▸ Problem details: Pictures stay out of the copy; set down each line of the listing below exactly.

▸ Provided entries:
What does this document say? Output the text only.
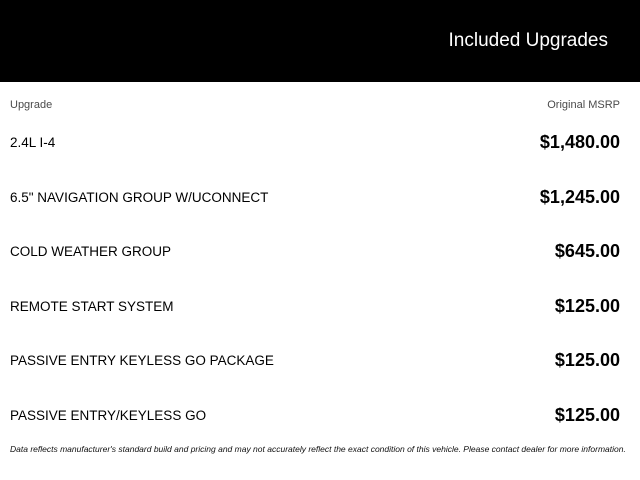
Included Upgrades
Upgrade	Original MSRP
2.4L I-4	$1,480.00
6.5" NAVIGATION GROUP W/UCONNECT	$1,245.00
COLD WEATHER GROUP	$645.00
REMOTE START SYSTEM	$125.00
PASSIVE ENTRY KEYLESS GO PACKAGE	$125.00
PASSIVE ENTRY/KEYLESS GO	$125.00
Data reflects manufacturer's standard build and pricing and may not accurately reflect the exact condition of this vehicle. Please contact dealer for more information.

▸ The answer:
What does this document say? Output the text only.
Included Upgrades
Upgrade	Original MSRP
2.4L I-4	$1,480.00
6.5" NAVIGATION GROUP W/UCONNECT	$1,245.00
COLD WEATHER GROUP	$645.00
REMOTE START SYSTEM	$125.00
PASSIVE ENTRY KEYLESS GO PACKAGE	$125.00
PASSIVE ENTRY/KEYLESS GO	$125.00
Data reflects manufacturer's standard build and pricing and may not accurately reflect the exact condition of this vehicle. Please contact dealer for more information.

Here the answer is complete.